_Required task_
Output all records precisely as written.

_Data_
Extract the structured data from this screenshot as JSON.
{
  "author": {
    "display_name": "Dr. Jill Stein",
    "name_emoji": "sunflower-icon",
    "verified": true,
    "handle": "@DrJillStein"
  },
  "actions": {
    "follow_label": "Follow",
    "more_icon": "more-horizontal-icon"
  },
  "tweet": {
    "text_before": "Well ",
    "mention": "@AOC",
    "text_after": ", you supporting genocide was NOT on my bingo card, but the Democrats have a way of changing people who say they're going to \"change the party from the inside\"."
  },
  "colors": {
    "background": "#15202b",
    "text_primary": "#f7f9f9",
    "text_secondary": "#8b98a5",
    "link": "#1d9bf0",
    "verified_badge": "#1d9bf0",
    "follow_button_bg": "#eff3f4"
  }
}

_Answer_
Extract the structured data from this screenshot as JSON.
{
  "author": {
    "display_name": "Dr. Jill Stein",
    "name_emoji": "sunflower-icon",
    "verified": true,
    "handle": "@DrJillStein"
  },
  "actions": {
    "follow_label": "Follow",
    "more_icon": "more-horizontal-icon"
  },
  "tweet": {
    "text_before": "Well ",
    "mention": "@AOC",
    "text_after": ", you supporting genocide was NOT on my bingo card, but the Democrats have a way of changing people who say they're going to \"change the party from the inside\"."
  },
  "colors": {
    "background": "#15202b",
    "text_primary": "#f7f9f9",
    "text_secondary": "#8b98a5",
    "link": "#1d9bf0",
    "verified_badge": "#1d9bf0",
    "follow_button_bg": "#eff3f4"
  }
}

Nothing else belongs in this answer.